***** PROVIDED DATA *****
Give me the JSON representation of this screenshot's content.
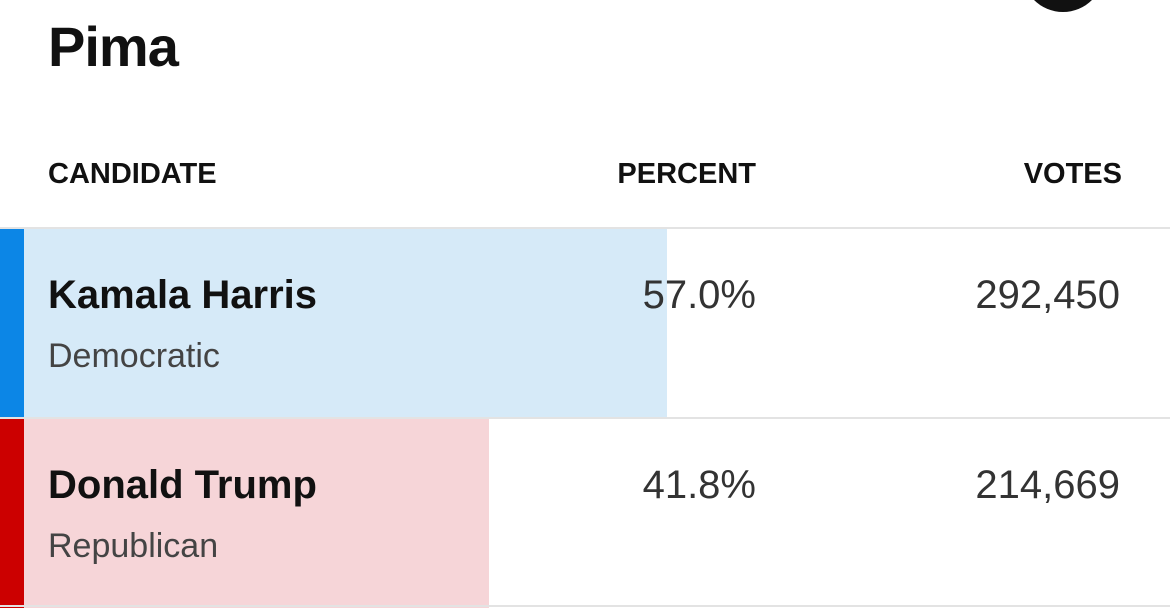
{
  "header": {
    "title": "Pima"
  },
  "table": {
    "columns": [
      "CANDIDATE",
      "PERCENT",
      "VOTES"
    ],
    "rows": [
      {
        "name": "Kamala Harris",
        "party": "Democratic",
        "percent": 57.0,
        "percent_label": "57.0%",
        "votes": "292,450"
      },
      {
        "name": "Donald Trump",
        "party": "Republican",
        "percent": 41.8,
        "percent_label": "41.8%",
        "votes": "214,669"
      }
    ]
  }
}
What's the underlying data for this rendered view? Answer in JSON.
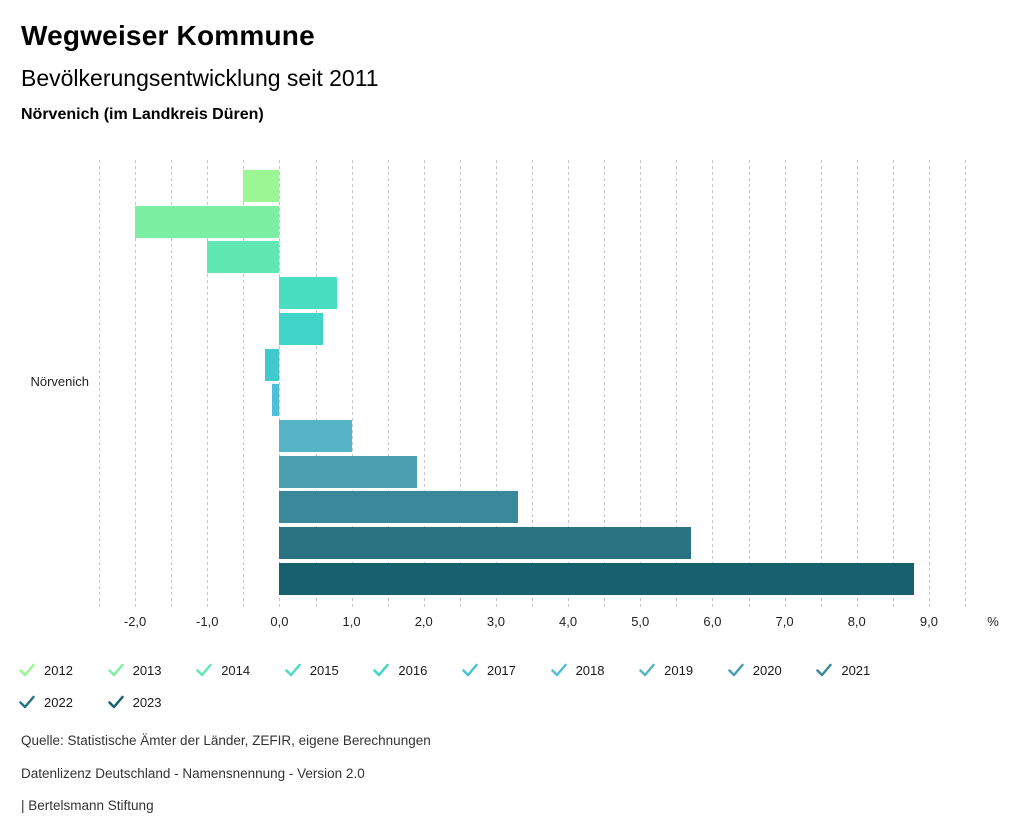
{
  "header": {
    "title": "Wegweiser Kommune",
    "subtitle": "Bevölkerungsentwicklung seit 2011",
    "region": "Nörvenich (im Landkreis Düren)"
  },
  "chart_data": {
    "type": "bar",
    "orientation": "horizontal",
    "title": "Bevölkerungsentwicklung seit 2011",
    "region_label": "Nörvenich",
    "categories": [
      "2012",
      "2013",
      "2014",
      "2015",
      "2016",
      "2017",
      "2018",
      "2019",
      "2020",
      "2021",
      "2022",
      "2023"
    ],
    "values": [
      -0.5,
      -2.0,
      -1.0,
      0.8,
      0.6,
      -0.2,
      -0.1,
      1.0,
      1.9,
      3.3,
      5.7,
      8.8
    ],
    "colors": [
      "#9BF793",
      "#7DEFA2",
      "#60E7B2",
      "#49DEC1",
      "#3ED5C8",
      "#40CACE",
      "#4DBFD8",
      "#57B3C6",
      "#4A9FB0",
      "#39899A",
      "#297383",
      "#16606F"
    ],
    "unit": "%",
    "xlim": [
      -2.5,
      9.5
    ],
    "grid_step": 0.5,
    "x_label_ticks": [
      -2,
      -1,
      0,
      1,
      2,
      3,
      4,
      5,
      6,
      7,
      8,
      9
    ],
    "x_tick_labels": [
      "-2,0",
      "-1,0",
      "0,0",
      "1,0",
      "2,0",
      "3,0",
      "4,0",
      "5,0",
      "6,0",
      "7,0",
      "8,0",
      "9,0"
    ],
    "grid": "dashed-vertical",
    "legend_position": "bottom"
  },
  "footer": {
    "source": "Quelle: Statistische Ämter der Länder, ZEFIR, eigene Berechnungen",
    "license": "Datenlizenz Deutschland - Namensnennung - Version 2.0",
    "attribution": "| Bertelsmann Stiftung"
  }
}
*****
WHAT YOU HAVE TO DO >>
Extract lines where the string "Bevölkerungsentwicklung" occurs.

SOLUTION >>
    "subtitle": "Bevölkerungsentwicklung seit 2011",
    "title": "Bevölkerungsentwicklung seit 2011",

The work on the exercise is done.